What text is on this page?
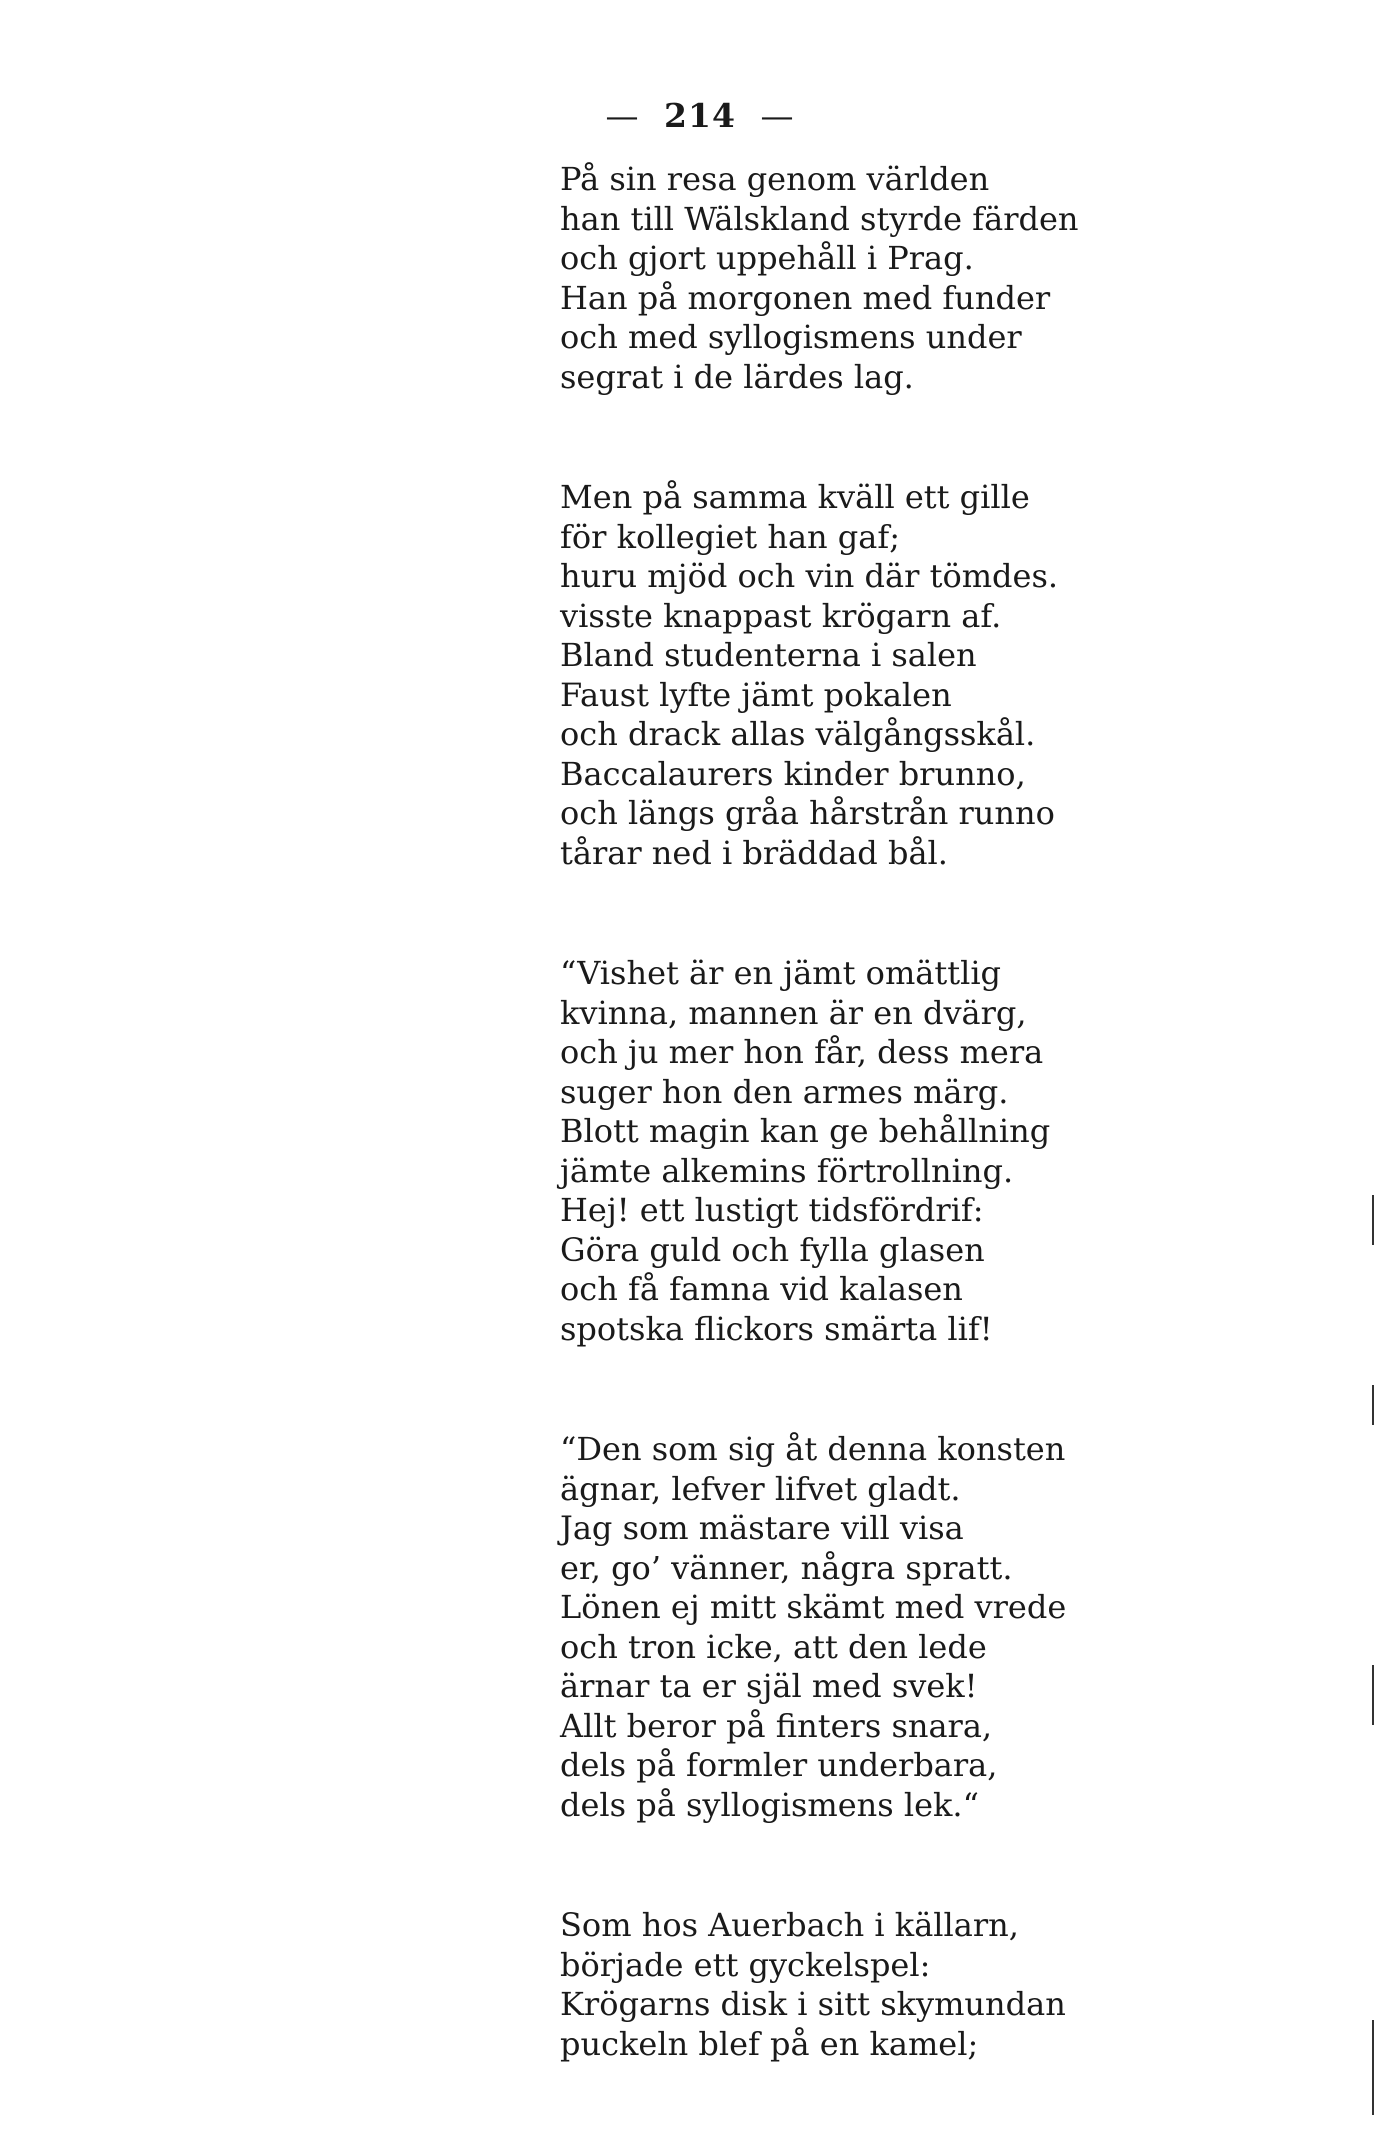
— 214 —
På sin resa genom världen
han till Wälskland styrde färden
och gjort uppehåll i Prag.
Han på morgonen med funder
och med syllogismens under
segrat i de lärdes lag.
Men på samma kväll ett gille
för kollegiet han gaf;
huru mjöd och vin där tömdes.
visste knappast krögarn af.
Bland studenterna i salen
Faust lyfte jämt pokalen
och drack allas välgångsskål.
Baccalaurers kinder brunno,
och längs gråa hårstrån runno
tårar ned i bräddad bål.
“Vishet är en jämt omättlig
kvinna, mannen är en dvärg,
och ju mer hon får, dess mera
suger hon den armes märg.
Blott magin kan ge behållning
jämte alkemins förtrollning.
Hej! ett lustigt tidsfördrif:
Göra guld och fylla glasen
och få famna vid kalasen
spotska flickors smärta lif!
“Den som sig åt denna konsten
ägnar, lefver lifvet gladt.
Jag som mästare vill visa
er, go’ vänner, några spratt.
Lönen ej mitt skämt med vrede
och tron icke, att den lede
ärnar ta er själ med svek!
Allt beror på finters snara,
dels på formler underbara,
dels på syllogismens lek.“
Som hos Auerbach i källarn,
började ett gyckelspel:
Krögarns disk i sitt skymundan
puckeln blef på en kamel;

━━━━━━━━━━

• Exercise prompt
Across the entries, how many lines hold the word "dels"? Say only the number.

• Task output
2